- [Stated goal]
Select all lines with the string "this" in them, and copy those lines.

- [Extracted entries]
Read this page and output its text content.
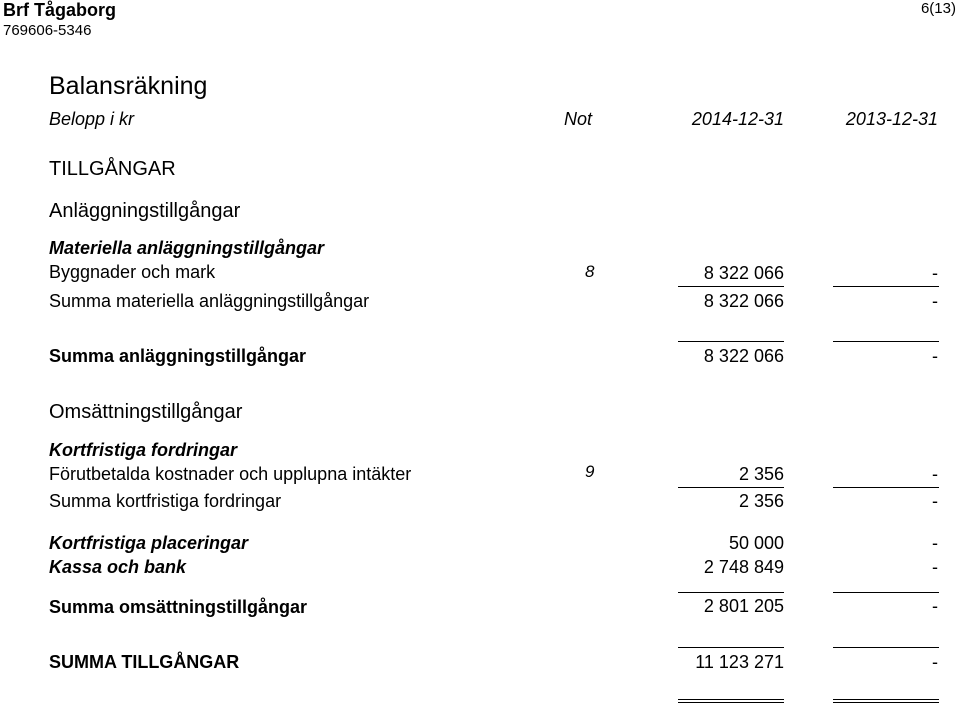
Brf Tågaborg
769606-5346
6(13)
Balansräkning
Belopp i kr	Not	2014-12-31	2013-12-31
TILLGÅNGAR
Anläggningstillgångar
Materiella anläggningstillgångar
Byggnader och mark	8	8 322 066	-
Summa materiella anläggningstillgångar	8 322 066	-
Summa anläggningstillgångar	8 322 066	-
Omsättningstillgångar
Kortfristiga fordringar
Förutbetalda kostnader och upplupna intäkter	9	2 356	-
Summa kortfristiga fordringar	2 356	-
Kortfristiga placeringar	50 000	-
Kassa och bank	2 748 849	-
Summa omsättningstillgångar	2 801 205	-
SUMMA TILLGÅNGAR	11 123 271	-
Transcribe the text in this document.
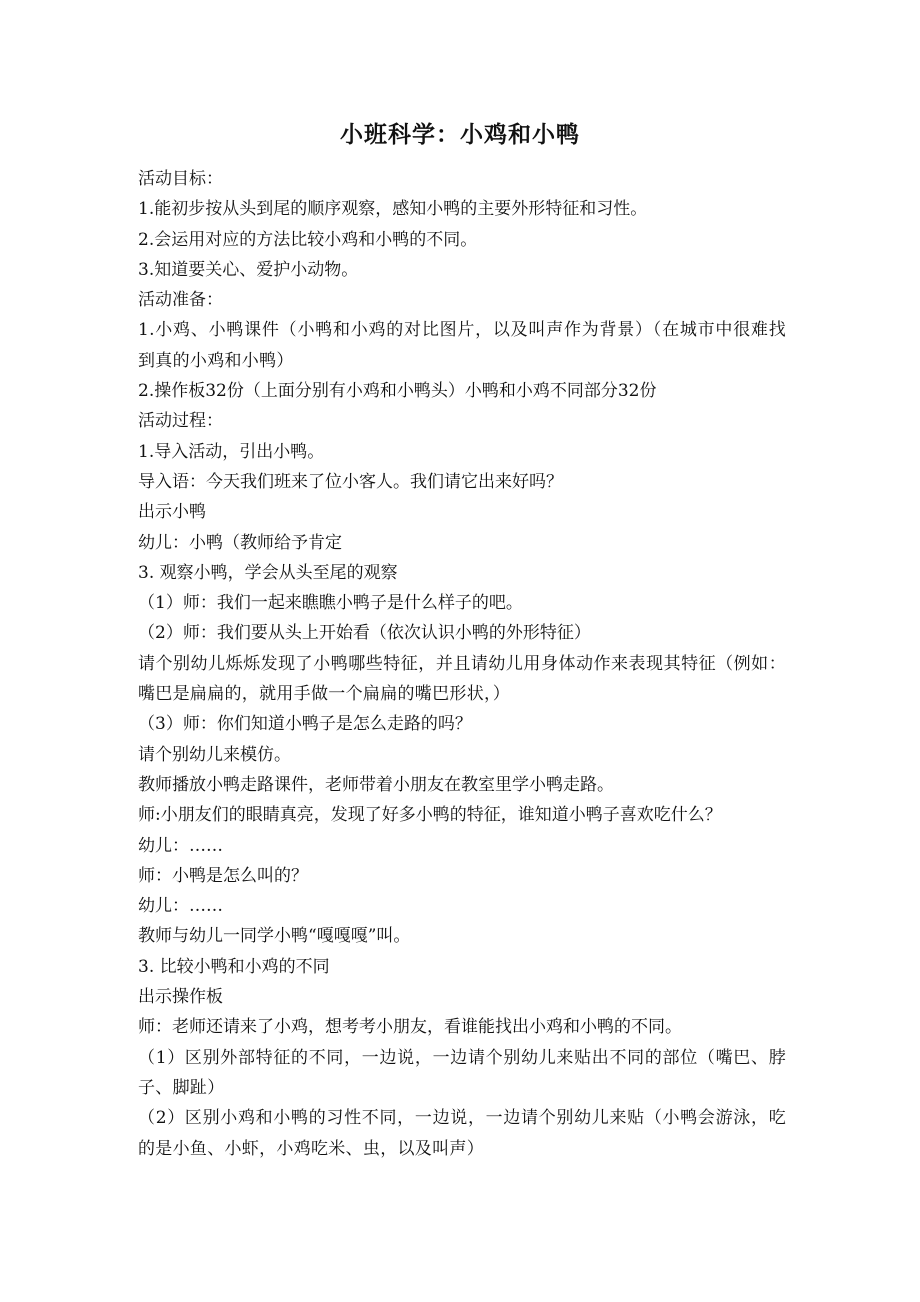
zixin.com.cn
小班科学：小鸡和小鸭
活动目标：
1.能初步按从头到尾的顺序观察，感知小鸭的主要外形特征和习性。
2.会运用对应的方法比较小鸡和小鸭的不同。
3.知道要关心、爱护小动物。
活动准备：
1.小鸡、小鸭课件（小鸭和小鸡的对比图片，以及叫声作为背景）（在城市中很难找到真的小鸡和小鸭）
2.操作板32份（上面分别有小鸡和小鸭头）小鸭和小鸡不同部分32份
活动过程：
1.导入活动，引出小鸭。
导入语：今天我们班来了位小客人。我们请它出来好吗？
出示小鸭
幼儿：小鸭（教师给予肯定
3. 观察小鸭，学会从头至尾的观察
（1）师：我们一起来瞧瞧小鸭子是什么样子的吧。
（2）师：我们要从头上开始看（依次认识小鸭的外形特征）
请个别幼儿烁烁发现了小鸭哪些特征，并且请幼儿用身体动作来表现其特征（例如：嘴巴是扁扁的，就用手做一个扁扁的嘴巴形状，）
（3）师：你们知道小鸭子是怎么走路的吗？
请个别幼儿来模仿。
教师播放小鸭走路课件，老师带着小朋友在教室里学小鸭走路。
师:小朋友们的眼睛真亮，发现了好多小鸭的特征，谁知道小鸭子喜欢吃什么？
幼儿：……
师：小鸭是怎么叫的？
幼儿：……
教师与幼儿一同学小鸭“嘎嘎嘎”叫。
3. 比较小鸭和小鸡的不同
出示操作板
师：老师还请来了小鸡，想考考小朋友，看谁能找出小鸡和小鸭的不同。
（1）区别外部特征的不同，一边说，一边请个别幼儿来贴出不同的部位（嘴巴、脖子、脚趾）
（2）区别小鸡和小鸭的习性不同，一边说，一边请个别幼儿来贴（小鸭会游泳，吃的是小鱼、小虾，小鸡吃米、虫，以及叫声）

- [Written response]
Read this page and output its text content.
Transcribe the text in this document.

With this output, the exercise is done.